PROVIDED MATERIAL:
=======

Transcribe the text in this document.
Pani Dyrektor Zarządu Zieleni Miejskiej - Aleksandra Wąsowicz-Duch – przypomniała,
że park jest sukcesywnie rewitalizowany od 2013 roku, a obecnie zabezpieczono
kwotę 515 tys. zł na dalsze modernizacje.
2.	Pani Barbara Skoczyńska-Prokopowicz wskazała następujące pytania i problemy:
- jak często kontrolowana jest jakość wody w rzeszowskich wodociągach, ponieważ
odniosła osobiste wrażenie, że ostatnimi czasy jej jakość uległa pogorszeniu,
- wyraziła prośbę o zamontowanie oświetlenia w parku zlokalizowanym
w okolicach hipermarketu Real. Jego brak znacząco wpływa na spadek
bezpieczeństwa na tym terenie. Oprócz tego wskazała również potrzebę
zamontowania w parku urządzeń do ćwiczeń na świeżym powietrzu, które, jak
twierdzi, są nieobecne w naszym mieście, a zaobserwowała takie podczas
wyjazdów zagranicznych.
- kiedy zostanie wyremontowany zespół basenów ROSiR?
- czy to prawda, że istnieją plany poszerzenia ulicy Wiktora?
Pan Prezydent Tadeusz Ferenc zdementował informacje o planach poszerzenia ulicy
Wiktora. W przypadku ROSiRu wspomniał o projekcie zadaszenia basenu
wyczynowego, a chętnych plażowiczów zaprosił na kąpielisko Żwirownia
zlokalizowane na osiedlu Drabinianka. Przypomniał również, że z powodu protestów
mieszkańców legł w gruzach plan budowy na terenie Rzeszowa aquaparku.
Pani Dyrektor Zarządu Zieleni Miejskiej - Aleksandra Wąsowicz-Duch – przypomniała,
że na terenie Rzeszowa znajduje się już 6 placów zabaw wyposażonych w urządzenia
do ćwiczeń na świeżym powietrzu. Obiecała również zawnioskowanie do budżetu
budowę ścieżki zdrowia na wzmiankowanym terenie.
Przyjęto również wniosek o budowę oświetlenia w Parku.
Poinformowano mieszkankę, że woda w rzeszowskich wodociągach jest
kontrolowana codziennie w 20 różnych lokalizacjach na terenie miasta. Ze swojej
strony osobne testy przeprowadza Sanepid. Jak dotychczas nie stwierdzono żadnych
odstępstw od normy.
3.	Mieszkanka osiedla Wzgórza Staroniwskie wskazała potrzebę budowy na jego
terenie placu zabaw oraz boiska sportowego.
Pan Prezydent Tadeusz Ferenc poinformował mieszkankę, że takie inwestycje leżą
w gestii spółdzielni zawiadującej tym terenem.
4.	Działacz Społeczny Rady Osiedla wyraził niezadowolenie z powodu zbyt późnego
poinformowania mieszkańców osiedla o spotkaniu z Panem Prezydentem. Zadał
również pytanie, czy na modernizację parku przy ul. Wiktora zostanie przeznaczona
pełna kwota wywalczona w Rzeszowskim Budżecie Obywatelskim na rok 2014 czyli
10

=======

DIRECTIONS: Reply with nothing but the number of lines that contain the word "również".

FINISHED TASK: 5